• [Task objective]:
Return a copy of each line that holds the string "value".

• [Entries provided]:

##########

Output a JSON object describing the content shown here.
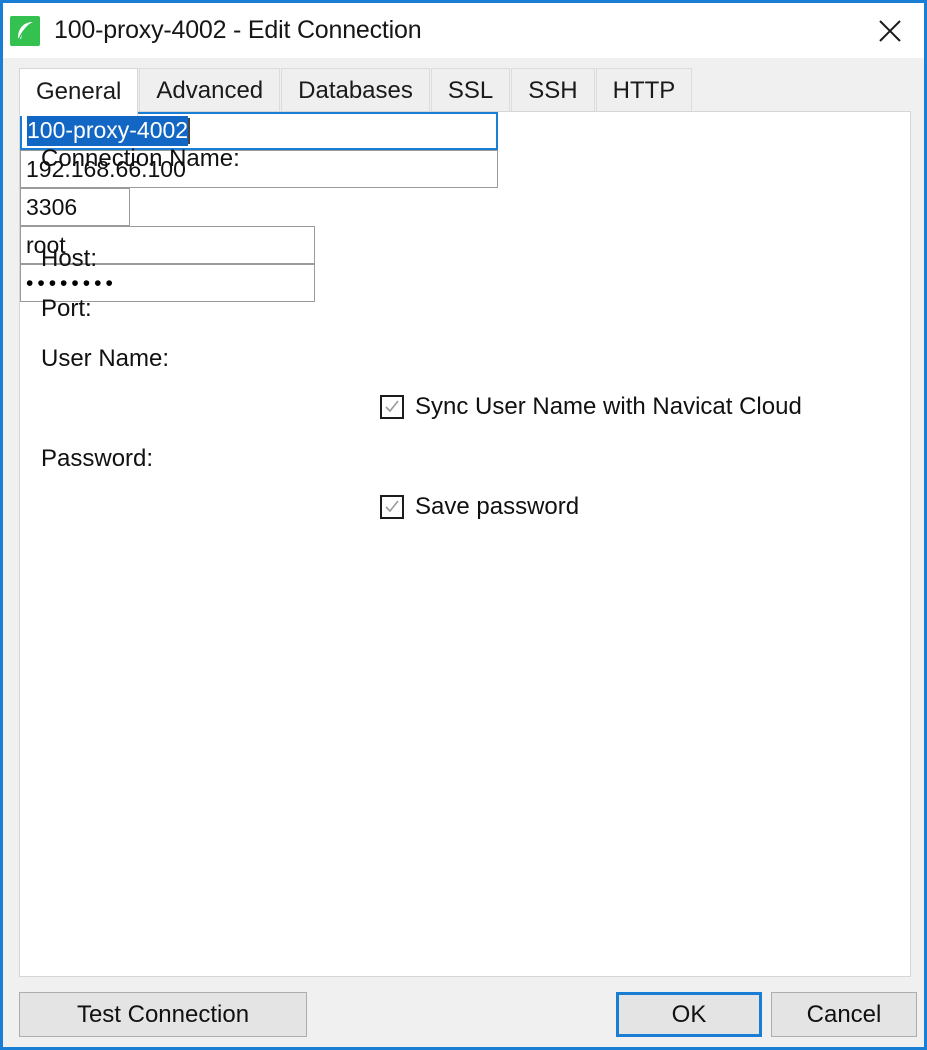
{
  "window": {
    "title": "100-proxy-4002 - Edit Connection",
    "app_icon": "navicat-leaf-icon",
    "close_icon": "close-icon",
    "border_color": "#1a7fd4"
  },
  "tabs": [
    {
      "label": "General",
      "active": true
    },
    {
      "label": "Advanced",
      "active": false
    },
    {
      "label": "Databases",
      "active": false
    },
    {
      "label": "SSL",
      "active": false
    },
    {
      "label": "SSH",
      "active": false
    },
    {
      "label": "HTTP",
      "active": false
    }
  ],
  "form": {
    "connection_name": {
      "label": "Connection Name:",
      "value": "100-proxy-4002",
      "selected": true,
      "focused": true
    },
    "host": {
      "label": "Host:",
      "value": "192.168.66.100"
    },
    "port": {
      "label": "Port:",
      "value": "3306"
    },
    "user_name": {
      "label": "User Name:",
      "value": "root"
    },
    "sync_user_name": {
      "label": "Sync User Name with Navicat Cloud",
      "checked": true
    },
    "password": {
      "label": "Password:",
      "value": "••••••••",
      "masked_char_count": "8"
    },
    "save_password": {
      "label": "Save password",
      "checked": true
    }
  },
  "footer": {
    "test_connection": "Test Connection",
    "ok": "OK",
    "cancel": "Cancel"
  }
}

##########

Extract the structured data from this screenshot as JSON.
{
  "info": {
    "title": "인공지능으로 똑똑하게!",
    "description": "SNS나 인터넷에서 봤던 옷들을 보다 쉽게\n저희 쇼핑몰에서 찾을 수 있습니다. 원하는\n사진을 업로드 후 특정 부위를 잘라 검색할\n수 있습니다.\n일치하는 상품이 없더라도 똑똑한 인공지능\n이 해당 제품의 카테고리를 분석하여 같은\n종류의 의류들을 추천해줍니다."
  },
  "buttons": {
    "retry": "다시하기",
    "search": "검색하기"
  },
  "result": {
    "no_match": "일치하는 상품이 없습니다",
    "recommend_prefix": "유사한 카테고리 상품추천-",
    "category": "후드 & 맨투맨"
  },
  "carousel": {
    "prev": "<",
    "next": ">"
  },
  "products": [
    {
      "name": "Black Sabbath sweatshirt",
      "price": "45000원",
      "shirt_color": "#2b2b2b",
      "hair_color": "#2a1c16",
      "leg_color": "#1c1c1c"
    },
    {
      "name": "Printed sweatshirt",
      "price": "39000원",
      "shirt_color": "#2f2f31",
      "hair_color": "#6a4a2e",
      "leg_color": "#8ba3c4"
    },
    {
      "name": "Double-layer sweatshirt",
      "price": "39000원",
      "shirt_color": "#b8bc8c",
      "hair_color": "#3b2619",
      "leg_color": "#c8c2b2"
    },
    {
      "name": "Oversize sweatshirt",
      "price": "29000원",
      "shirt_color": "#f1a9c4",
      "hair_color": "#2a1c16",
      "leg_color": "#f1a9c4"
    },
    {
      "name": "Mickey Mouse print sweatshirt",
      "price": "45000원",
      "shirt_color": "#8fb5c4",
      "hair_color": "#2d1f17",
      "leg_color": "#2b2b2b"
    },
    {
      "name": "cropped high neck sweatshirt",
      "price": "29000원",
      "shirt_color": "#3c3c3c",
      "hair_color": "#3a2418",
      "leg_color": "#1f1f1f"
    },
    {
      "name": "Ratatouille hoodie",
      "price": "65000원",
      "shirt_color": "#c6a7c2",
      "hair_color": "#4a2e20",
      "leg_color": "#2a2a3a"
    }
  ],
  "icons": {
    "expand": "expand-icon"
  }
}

##########

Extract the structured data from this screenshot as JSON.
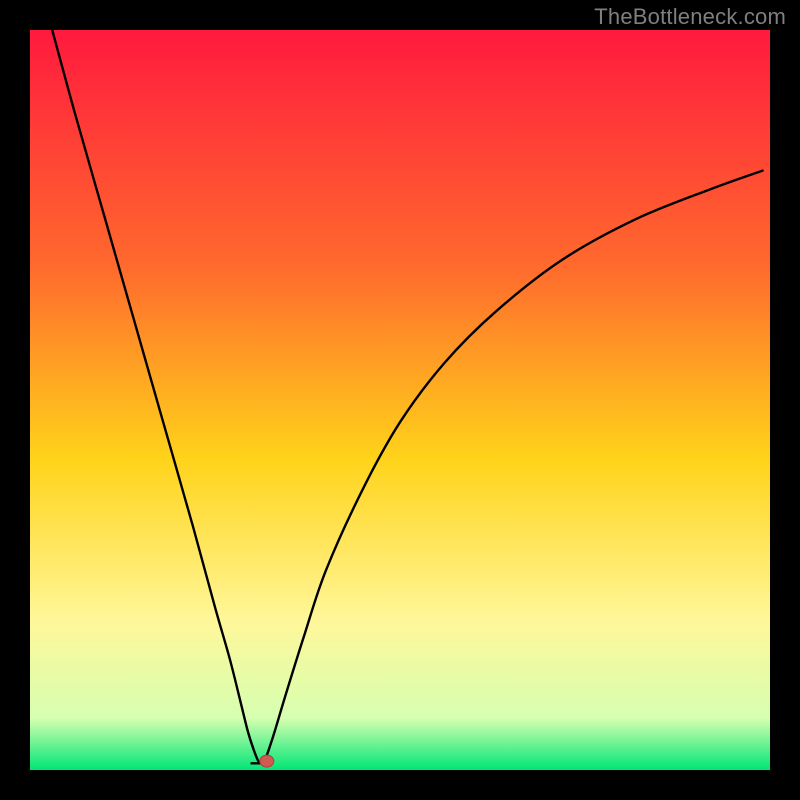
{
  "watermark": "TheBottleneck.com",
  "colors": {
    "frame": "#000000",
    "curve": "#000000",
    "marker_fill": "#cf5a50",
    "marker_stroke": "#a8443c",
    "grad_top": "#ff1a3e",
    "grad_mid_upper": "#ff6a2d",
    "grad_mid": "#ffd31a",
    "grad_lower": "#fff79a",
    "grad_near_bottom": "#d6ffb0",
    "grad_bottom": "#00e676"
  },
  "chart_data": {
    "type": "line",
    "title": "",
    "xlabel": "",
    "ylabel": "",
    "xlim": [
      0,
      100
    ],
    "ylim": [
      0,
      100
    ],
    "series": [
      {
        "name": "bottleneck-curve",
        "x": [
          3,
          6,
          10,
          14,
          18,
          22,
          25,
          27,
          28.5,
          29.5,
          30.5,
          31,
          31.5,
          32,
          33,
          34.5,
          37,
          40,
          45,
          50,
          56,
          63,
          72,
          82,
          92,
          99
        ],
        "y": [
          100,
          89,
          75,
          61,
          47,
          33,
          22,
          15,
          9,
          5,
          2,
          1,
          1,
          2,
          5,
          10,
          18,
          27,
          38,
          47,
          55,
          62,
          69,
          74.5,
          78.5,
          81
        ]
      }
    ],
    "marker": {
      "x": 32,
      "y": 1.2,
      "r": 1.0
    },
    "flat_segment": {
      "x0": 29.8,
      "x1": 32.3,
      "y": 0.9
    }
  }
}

##########

• [Complete output]:
      "value": "100-proxy-4002",
      "value": "192.168.66.100"
      "value": "3306"
      "value": "root"
      "value": "••••••••",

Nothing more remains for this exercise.